*Exercise instructions*.
• 1. In the article on absence seizures, which journal published the study?
• 2. Transcribe the part of the absence seizure article that starts at "Using a neuromodulation" and ends at "via the thalamocortical tract.".

*Source document*.
————————

Researchers at Stanford University School of Medicine say they’ve discovered the “choke point” of absence seizures in the brain, and that these seizures can be reduced, stopped, or even prevented with a technique they have developed.
They published their study, “Bidirectional Control of Generalized Epilepsy Networks via Rapid Real-Time Switching of Firing Mode,” in the journal Neuron.
Using a neuromodulation method called optogenetics and rodent models, the researchers, led by Jeanne Paz, MD, demonstrated that seizures are triggered by inducing synchronized, rhythmic activity within the thalamocortical tract. Disrupting that activity can stop seizures, the researchers found. In the brain, all sensory information, except olfaction, reaches the cerebral cortex via the thalamocortical tract.
The researchers inserted a gene that produces a light-sensitive, cell-surface protein into the thalamocortical tract of the rodent models. The nerve cells were prevented from firing using a yellow light.
“A single pulse of yellow light was enough to generate rhythmic firing activity throughout the cortex, in both hemispheres of the brain,” John Huguenard, PhD, one of the study’s authors, said in a news release.

————————

*Excerpted data*.

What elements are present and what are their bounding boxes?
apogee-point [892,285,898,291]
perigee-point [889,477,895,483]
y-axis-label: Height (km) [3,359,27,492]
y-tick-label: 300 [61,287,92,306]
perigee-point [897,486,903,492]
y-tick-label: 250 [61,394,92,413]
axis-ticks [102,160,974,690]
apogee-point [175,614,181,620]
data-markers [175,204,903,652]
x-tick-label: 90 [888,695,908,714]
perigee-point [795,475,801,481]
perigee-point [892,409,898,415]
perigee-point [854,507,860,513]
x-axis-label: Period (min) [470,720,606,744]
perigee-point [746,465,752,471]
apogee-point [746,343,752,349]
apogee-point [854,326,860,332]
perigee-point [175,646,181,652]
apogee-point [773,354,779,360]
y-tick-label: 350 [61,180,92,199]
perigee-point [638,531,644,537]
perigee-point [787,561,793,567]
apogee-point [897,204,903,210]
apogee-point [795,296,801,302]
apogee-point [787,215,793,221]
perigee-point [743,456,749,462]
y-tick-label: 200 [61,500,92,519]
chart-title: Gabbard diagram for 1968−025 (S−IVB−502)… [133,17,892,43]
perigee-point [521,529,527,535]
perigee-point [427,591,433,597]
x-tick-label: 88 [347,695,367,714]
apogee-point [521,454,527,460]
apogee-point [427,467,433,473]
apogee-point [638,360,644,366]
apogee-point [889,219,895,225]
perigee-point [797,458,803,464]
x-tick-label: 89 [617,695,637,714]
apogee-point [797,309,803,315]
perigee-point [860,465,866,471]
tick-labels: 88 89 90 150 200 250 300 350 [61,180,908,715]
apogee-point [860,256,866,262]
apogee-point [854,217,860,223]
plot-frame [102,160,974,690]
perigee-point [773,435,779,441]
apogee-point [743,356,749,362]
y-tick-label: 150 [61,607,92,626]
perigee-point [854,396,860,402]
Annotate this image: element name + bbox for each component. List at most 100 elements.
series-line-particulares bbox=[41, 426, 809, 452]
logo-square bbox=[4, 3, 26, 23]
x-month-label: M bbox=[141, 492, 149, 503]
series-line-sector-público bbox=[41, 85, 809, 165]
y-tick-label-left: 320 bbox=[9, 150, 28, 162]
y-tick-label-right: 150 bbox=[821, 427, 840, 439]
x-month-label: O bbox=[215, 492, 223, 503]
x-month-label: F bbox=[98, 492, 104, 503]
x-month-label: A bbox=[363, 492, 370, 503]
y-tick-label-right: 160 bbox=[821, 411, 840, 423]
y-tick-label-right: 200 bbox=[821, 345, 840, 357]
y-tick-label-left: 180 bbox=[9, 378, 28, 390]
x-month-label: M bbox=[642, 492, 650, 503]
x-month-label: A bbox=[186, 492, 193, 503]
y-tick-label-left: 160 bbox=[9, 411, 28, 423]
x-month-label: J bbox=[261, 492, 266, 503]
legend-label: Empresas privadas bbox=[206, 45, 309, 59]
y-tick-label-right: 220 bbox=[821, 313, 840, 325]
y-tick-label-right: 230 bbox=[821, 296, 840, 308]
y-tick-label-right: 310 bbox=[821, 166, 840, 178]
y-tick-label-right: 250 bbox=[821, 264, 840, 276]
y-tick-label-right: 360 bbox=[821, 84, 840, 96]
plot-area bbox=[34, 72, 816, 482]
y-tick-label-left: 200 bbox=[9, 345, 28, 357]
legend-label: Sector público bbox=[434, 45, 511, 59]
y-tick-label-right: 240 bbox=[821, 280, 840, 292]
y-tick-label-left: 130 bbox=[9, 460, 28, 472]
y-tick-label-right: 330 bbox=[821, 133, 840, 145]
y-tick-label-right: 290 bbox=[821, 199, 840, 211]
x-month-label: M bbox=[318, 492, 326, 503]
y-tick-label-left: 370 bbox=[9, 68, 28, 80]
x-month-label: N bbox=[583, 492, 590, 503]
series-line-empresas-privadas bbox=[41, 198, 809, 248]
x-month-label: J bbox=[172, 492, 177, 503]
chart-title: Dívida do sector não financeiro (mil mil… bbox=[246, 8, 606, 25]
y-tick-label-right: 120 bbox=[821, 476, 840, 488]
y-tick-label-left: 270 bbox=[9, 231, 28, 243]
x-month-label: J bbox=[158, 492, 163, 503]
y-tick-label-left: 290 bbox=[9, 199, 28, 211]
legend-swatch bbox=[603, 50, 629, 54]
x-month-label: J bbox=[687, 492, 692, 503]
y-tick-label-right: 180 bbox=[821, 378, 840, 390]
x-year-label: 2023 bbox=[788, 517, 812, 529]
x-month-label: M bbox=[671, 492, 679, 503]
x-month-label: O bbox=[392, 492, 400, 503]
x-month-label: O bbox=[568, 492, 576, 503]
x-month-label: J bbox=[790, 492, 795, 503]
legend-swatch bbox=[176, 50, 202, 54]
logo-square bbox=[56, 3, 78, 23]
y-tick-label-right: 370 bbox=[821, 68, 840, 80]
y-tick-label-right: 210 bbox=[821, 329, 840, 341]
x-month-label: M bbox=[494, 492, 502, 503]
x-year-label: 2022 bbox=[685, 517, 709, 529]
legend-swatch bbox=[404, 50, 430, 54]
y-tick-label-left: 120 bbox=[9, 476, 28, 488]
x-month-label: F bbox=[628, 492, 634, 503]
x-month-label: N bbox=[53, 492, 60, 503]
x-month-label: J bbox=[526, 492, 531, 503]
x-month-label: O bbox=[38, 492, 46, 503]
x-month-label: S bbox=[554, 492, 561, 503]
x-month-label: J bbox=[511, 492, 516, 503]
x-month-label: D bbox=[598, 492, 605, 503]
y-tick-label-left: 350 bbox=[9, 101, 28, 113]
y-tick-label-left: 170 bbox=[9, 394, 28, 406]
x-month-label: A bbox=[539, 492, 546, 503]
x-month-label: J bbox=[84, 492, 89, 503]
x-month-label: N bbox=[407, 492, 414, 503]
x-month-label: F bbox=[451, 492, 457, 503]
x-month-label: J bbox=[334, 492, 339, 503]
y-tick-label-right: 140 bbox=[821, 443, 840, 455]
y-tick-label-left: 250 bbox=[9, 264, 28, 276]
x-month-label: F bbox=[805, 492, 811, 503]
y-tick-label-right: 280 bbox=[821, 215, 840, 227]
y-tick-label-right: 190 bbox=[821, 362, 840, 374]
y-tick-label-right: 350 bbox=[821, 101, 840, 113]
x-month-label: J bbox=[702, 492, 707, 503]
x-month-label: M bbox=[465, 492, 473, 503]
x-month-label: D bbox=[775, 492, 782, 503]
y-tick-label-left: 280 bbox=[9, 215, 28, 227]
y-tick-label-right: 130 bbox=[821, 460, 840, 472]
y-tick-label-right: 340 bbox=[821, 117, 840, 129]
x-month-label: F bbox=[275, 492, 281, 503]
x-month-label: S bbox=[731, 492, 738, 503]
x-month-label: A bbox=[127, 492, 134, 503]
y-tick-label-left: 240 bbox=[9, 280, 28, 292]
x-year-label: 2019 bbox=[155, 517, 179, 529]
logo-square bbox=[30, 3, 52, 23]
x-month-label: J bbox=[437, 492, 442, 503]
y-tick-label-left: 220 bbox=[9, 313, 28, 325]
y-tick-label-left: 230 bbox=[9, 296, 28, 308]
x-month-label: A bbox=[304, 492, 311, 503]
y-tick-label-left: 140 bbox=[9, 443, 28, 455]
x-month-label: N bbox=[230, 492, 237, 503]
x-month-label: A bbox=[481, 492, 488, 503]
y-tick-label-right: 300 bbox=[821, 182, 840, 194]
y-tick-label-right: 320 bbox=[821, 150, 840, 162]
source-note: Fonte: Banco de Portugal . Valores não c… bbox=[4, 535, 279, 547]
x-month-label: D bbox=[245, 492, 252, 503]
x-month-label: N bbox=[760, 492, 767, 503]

————————

*Answers by task*.
• 1. Neuron

• 2.
Using a neuromodulation method called optogenetics and rodent models, the researchers, led by Jeanne Paz, MD, demonstrated that seizures are triggered by inducing synchronized, rhythmic activity within the thalamocortical tract. Disrupting that activity can stop seizures, the researchers found. In the brain, all sensory information, except olfaction, reaches the cerebral cortex via the thalamocortical tract.